What you need to do -
Restate the records below word for word.

Data records
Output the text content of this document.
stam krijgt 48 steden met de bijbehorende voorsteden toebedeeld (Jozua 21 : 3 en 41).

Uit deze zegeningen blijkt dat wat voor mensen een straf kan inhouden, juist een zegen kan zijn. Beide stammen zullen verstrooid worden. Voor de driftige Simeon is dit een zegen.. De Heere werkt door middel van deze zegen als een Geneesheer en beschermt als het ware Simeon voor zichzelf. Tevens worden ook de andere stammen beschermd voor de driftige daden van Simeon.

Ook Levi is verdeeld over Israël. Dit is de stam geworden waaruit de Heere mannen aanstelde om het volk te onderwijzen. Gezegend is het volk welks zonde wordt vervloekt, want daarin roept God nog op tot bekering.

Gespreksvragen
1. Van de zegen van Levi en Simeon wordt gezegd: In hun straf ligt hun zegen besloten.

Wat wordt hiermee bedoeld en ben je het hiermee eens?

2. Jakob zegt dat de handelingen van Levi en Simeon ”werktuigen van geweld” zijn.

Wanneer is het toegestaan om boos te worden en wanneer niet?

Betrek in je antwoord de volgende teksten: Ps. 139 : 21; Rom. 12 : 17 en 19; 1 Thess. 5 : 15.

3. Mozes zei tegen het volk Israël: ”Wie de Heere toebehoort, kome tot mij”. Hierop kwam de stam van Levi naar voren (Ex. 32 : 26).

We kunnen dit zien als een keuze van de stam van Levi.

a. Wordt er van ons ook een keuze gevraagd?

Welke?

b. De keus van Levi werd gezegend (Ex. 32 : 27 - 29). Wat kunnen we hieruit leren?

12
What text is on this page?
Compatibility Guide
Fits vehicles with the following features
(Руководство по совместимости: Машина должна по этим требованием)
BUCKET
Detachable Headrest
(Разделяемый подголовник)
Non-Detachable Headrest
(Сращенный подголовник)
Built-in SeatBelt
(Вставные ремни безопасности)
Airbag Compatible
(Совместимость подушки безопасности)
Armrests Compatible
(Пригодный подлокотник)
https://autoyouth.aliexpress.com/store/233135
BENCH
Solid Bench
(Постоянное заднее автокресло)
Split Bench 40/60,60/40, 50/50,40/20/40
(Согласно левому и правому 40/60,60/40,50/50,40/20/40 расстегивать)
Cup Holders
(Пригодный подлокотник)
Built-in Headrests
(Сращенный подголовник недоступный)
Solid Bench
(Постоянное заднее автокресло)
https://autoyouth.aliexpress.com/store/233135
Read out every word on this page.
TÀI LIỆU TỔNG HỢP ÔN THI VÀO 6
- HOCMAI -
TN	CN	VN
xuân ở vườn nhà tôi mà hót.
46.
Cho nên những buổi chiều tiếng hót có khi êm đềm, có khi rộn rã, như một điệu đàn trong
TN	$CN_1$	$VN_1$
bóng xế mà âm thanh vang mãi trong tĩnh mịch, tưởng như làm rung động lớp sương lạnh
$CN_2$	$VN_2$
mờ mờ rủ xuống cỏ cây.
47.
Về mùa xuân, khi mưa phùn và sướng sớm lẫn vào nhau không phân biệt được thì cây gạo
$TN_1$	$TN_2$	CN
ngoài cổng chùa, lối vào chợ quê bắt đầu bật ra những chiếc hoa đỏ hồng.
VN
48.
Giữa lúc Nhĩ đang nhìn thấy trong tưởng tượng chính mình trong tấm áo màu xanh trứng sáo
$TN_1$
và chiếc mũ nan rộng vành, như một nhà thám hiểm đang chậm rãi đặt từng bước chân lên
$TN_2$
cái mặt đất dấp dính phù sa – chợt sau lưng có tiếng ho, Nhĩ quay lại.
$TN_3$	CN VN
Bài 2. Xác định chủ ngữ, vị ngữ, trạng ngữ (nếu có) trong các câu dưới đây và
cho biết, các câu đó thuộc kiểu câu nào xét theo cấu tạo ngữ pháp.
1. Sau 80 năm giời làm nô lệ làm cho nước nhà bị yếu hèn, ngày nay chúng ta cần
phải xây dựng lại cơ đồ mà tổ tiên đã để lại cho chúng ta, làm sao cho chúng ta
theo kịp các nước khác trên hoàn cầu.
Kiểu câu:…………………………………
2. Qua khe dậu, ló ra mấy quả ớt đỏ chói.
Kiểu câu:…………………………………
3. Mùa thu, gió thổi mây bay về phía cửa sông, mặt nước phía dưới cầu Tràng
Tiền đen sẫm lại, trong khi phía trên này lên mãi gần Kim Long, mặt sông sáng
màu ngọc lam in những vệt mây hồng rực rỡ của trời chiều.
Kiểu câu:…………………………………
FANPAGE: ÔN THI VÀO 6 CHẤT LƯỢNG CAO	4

Result for this task -
Output the text content of this document.
stam krijgt 48 steden met de bijbehorende voorsteden toebedeeld (Jozua 21 : 3 en 41).

Uit deze zegeningen blijkt dat wat voor mensen een straf kan inhouden, juist een zegen kan zijn. Beide stammen zullen verstrooid worden. Voor de driftige Simeon is dit een zegen.. De Heere werkt door middel van deze zegen als een Geneesheer en beschermt als het ware Simeon voor zichzelf. Tevens worden ook de andere stammen beschermd voor de driftige daden van Simeon.

Ook Levi is verdeeld over Israël. Dit is de stam geworden waaruit de Heere mannen aanstelde om het volk te onderwijzen. Gezegend is het volk welks zonde wordt vervloekt, want daarin roept God nog op tot bekering.

Gespreksvragen
1. Van de zegen van Levi en Simeon wordt gezegd: In hun straf ligt hun zegen besloten.

Wat wordt hiermee bedoeld en ben je het hiermee eens?

2. Jakob zegt dat de handelingen van Levi en Simeon ”werktuigen van geweld” zijn.

Wanneer is het toegestaan om boos te worden en wanneer niet?

Betrek in je antwoord de volgende teksten: Ps. 139 : 21; Rom. 12 : 17 en 19; 1 Thess. 5 : 15.

3. Mozes zei tegen het volk Israël: ”Wie de Heere toebehoort, kome tot mij”. Hierop kwam de stam van Levi naar voren (Ex. 32 : 26).

We kunnen dit zien als een keuze van de stam van Levi.

a. Wordt er van ons ook een keuze gevraagd?

Welke?

b. De keus van Levi werd gezegend (Ex. 32 : 27 - 29). Wat kunnen we hieruit leren?

12
What text is on this page?
Compatibility Guide
Fits vehicles with the following features
(Руководство по совместимости: Машина должна по этим требованием)
BUCKET
Detachable Headrest
(Разделяемый подголовник)
Non-Detachable Headrest
(Сращенный подголовник)
Built-in SeatBelt
(Вставные ремни безопасности)
Airbag Compatible
(Совместимость подушки безопасности)
Armrests Compatible
(Пригодный подлокотник)
https://autoyouth.aliexpress.com/store/233135
BENCH
Solid Bench
(Постоянное заднее автокресло)
Split Bench 40/60,60/40, 50/50,40/20/40
(Согласно левому и правому 40/60,60/40,50/50,40/20/40 расстегивать)
Cup Holders
(Пригодный подлокотник)
Built-in Headrests
(Сращенный подголовник недоступный)
Solid Bench
(Постоянное заднее автокресло)
https://autoyouth.aliexpress.com/store/233135
Read out every word on this page.
TÀI LIỆU TỔNG HỢP ÔN THI VÀO 6
- HOCMAI -
TN	CN	VN
xuân ở vườn nhà tôi mà hót.
46.
Cho nên những buổi chiều tiếng hót có khi êm đềm, có khi rộn rã, như một điệu đàn trong
TN	$CN_1$	$VN_1$
bóng xế mà âm thanh vang mãi trong tĩnh mịch, tưởng như làm rung động lớp sương lạnh
$CN_2$	$VN_2$
mờ mờ rủ xuống cỏ cây.
47.
Về mùa xuân, khi mưa phùn và sướng sớm lẫn vào nhau không phân biệt được thì cây gạo
$TN_1$	$TN_2$	CN
ngoài cổng chùa, lối vào chợ quê bắt đầu bật ra những chiếc hoa đỏ hồng.
VN
48.
Giữa lúc Nhĩ đang nhìn thấy trong tưởng tượng chính mình trong tấm áo màu xanh trứng sáo
$TN_1$
và chiếc mũ nan rộng vành, như một nhà thám hiểm đang chậm rãi đặt từng bước chân lên
$TN_2$
cái mặt đất dấp dính phù sa – chợt sau lưng có tiếng ho, Nhĩ quay lại.
$TN_3$	CN VN
Bài 2. Xác định chủ ngữ, vị ngữ, trạng ngữ (nếu có) trong các câu dưới đây và
cho biết, các câu đó thuộc kiểu câu nào xét theo cấu tạo ngữ pháp.
1. Sau 80 năm giời làm nô lệ làm cho nước nhà bị yếu hèn, ngày nay chúng ta cần
phải xây dựng lại cơ đồ mà tổ tiên đã để lại cho chúng ta, làm sao cho chúng ta
theo kịp các nước khác trên hoàn cầu.
Kiểu câu:…………………………………
2. Qua khe dậu, ló ra mấy quả ớt đỏ chói.
Kiểu câu:…………………………………
3. Mùa thu, gió thổi mây bay về phía cửa sông, mặt nước phía dưới cầu Tràng
Tiền đen sẫm lại, trong khi phía trên này lên mãi gần Kim Long, mặt sông sáng
màu ngọc lam in những vệt mây hồng rực rỡ của trời chiều.
Kiểu câu:…………………………………
FANPAGE: ÔN THI VÀO 6 CHẤT LƯỢNG CAO	4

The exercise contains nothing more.